• RECORD EXTRACTS

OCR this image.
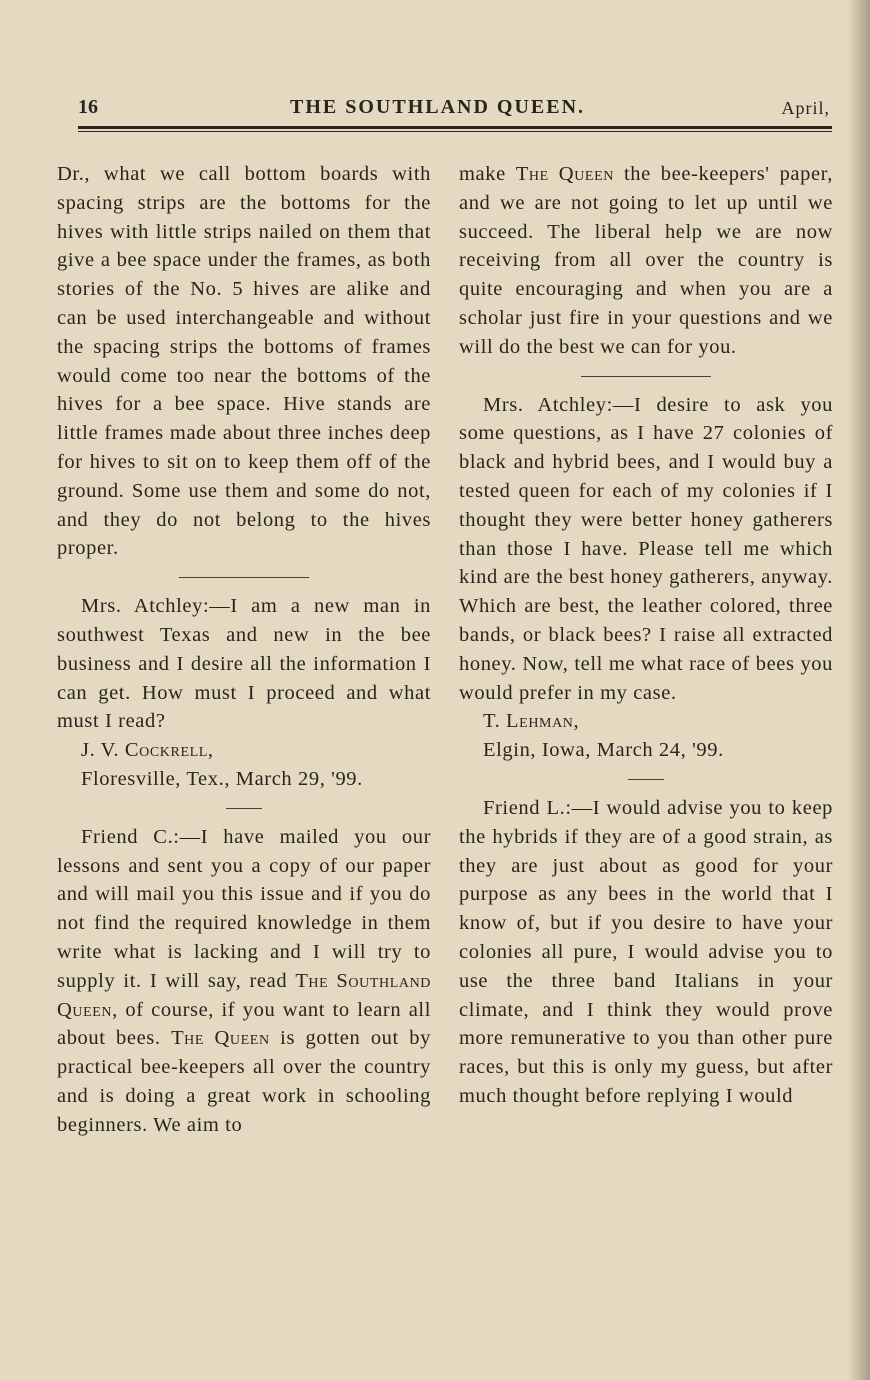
16	THE SOUTHLAND QUEEN.	April,

Dr., what we call bottom boards with spacing strips are the bottoms for the hives with little strips nailed on them that give a bee space under the frames, as both stories of the No. 5 hives are alike and can be used interchangeable and without the spacing strips the bottoms of frames would come too near the bottoms of the hives for a bee space. Hive stands are little frames made about three inches deep for hives to sit on to keep them off of the ground. Some use them and some do not, and they do not belong to the hives proper.

Mrs. Atchley:—I am a new man in southwest Texas and new in the bee business and I desire all the information I can get. How must I proceed and what must I read?

J. V. Cockrell,

Floresville, Tex., March 29, '99.

Friend C.:—I have mailed you our lessons and sent you a copy of our paper and will mail you this issue and if you do not find the required knowledge in them write what is lacking and I will try to supply it. I will say, read The Southland Queen, of course, if you want to learn all about bees. The Queen is gotten out by practical bee-keepers all over the country and is doing a great work in schooling beginners. We aim to

make The Queen the bee-keepers' paper, and we are not going to let up until we succeed. The liberal help we are now receiving from all over the country is quite encouraging and when you are a scholar just fire in your questions and we will do the best we can for you.

Mrs. Atchley:—I desire to ask you some questions, as I have 27 colonies of black and hybrid bees, and I would buy a tested queen for each of my colonies if I thought they were better honey gatherers than those I have. Please tell me which kind are the best honey gatherers, anyway. Which are best, the leather colored, three bands, or black bees? I raise all extracted honey. Now, tell me what race of bees you would prefer in my case.

T. Lehman,

Elgin, Iowa, March 24, '99.

Friend L.:—I would advise you to keep the hybrids if they are of a good strain, as they are just about as good for your purpose as any bees in the world that I know of, but if you desire to have your colonies all pure, I would advise you to use the three band Italians in your climate, and I think they would prove more remunerative to you than other pure races, but this is only my guess, but after much thought before replying I would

• WHAT IS REQUIRED
Keep only those lines of the records that hold "March", and return them.

• SOLUTION FOR THIS PROBLEM
Floresville, Tex., March 29, '99.
Elgin, Iowa, March 24, '99.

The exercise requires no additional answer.